Items listed in a dataset:
════
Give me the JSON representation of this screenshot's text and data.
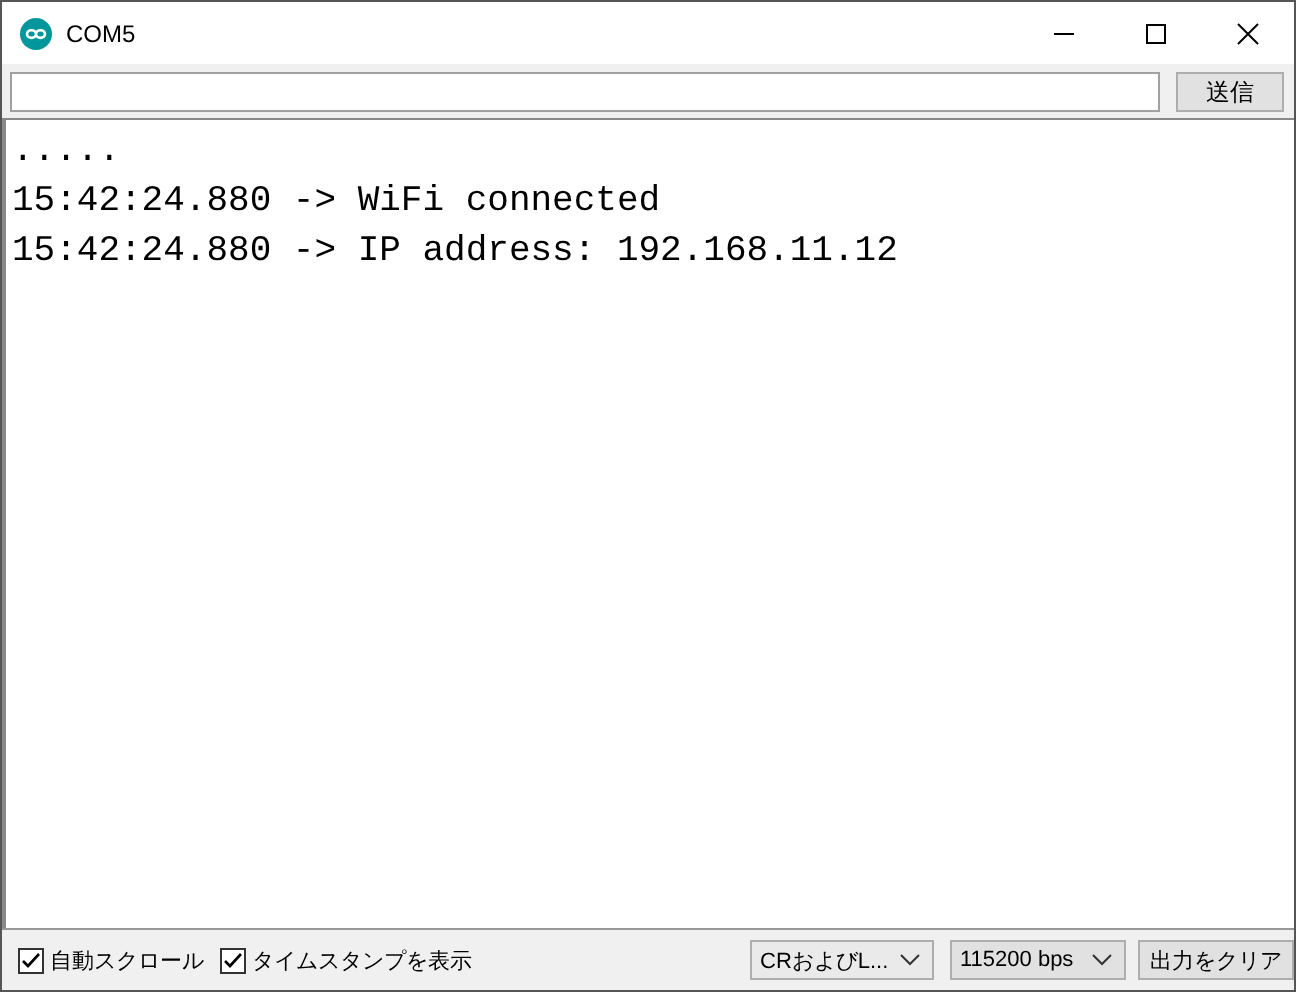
{
  "window": {
    "title": "COM5"
  },
  "send": {
    "button": "送信"
  },
  "output_lines": [
    ".....",
    "15:42:24.880 -> WiFi connected",
    "15:42:24.880 -> IP address: 192.168.11.12"
  ],
  "options": [
    {
      "label": "自動スクロール",
      "checked": true
    },
    {
      "label": "タイムスタンプを表示",
      "checked": true
    }
  ],
  "dropdowns": [
    {
      "value": "CRおよびL..."
    },
    {
      "value": "115200 bps"
    }
  ],
  "clear_button": "出力をクリア"
}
════
Each record should be quoted exactly, with the images omitted.

● **Reply**
Give me the JSON representation of this screenshot's text and data.
{
  "window": {
    "title": "COM5"
  },
  "send": {
    "button": "送信"
  },
  "output_lines": [
    ".....",
    "15:42:24.880 -> WiFi connected",
    "15:42:24.880 -> IP address: 192.168.11.12"
  ],
  "options": [
    {
      "label": "自動スクロール",
      "checked": true
    },
    {
      "label": "タイムスタンプを表示",
      "checked": true
    }
  ],
  "dropdowns": [
    {
      "value": "CRおよびL..."
    },
    {
      "value": "115200 bps"
    }
  ],
  "clear_button": "出力をクリア"
}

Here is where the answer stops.